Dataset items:
====

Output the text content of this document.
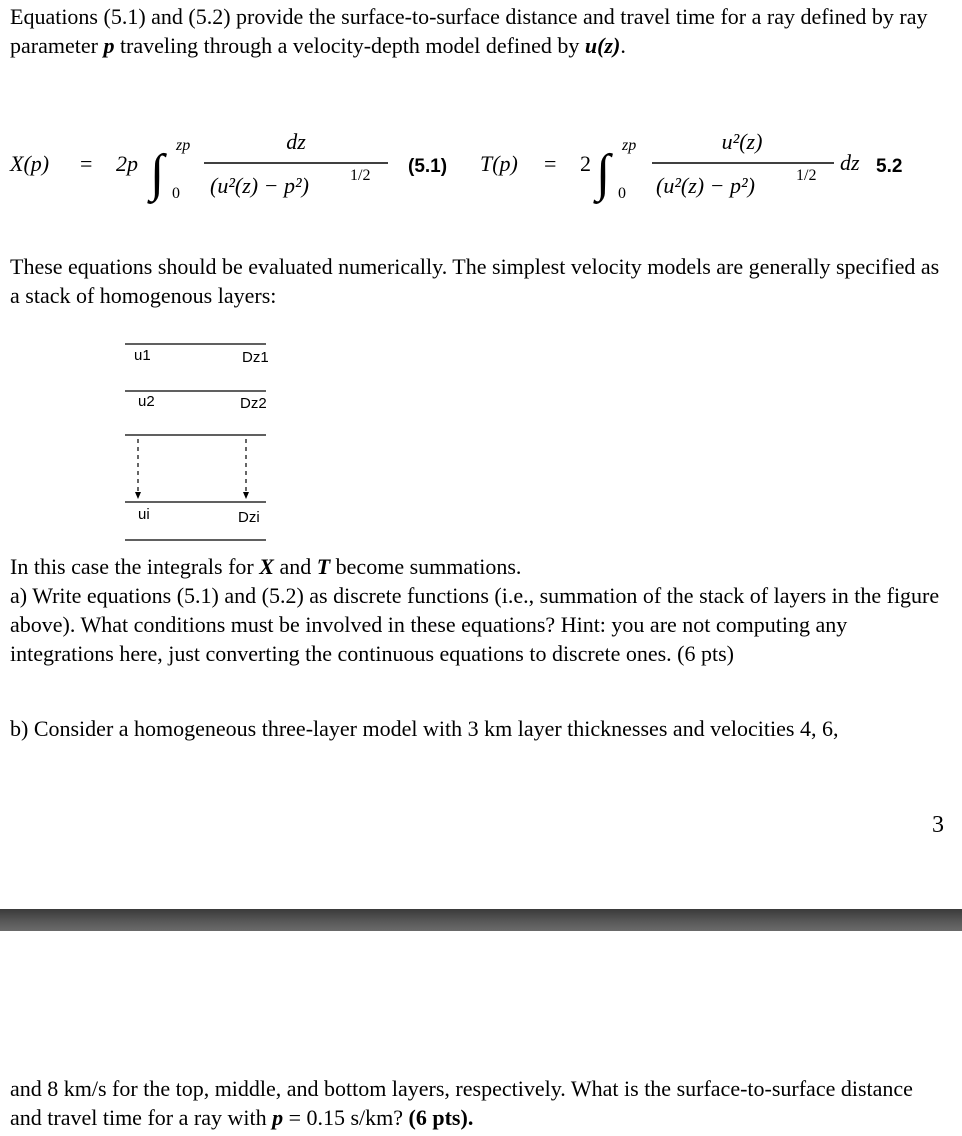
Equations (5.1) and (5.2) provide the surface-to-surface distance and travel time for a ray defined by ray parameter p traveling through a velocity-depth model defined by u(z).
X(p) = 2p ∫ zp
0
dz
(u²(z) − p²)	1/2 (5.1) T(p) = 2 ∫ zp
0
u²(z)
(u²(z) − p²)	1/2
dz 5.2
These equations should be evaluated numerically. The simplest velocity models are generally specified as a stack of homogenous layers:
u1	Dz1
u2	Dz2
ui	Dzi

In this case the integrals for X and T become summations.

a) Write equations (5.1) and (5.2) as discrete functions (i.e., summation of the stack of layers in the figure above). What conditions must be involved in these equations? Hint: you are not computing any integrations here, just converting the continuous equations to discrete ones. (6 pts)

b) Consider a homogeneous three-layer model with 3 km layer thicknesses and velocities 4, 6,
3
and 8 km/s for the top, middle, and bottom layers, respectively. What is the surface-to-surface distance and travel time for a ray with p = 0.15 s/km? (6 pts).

====

What to work on: From the entries above, output every line exactly and omit any image.

Full solution:
Output the text content of this document.
Equations (5.1) and (5.2) provide the surface-to-surface distance and travel time for a ray defined by ray parameter p traveling through a velocity-depth model defined by u(z).
X(p) = 2p ∫ zp
0
dz
(u²(z) − p²)	1/2 (5.1) T(p) = 2 ∫ zp
0
u²(z)
(u²(z) − p²)	1/2
dz 5.2
These equations should be evaluated numerically. The simplest velocity models are generally specified as a stack of homogenous layers:
u1	Dz1
u2	Dz2
ui	Dzi

In this case the integrals for X and T become summations.

a) Write equations (5.1) and (5.2) as discrete functions (i.e., summation of the stack of layers in the figure above). What conditions must be involved in these equations? Hint: you are not computing any integrations here, just converting the continuous equations to discrete ones. (6 pts)

b) Consider a homogeneous three-layer model with 3 km layer thicknesses and velocities 4, 6,
3
and 8 km/s for the top, middle, and bottom layers, respectively. What is the surface-to-surface distance and travel time for a ray with p = 0.15 s/km? (6 pts).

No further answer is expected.